TASK TO CARRY OUT
Report only the number of lines in this material that include the string "name".

RECORDS PROVIDED
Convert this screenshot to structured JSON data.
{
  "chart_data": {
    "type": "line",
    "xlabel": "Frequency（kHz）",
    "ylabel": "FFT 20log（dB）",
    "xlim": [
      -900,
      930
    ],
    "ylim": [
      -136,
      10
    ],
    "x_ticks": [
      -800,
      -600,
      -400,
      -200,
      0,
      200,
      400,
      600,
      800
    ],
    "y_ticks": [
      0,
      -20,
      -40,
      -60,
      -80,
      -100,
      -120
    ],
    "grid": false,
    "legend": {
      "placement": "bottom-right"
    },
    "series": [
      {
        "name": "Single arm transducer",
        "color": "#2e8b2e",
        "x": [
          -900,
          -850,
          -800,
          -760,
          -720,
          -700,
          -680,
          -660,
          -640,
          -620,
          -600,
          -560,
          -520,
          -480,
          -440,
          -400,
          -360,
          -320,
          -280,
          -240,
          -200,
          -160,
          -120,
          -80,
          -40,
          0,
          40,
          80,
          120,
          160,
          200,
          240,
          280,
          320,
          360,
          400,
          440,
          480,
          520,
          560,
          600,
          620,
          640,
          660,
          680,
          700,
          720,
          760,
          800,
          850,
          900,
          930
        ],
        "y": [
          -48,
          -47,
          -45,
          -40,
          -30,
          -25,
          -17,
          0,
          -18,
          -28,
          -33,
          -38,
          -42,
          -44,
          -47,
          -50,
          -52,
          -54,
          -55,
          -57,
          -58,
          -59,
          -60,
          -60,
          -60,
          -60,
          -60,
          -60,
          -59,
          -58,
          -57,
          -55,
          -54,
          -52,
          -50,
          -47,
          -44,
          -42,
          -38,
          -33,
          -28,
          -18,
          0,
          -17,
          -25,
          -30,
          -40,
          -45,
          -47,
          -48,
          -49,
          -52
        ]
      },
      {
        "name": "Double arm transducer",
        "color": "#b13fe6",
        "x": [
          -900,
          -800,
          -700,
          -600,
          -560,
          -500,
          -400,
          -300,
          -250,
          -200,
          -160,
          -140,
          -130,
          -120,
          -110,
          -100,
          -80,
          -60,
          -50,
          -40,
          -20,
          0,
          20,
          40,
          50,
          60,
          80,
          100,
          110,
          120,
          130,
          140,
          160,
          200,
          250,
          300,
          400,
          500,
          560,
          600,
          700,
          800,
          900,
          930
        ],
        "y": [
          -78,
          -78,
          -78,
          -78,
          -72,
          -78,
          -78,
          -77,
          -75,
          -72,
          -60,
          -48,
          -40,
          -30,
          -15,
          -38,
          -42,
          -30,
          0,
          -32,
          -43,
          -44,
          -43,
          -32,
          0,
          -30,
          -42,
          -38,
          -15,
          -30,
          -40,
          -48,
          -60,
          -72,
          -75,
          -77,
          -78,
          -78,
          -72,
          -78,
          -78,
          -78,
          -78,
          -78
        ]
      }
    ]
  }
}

RESPONSE
2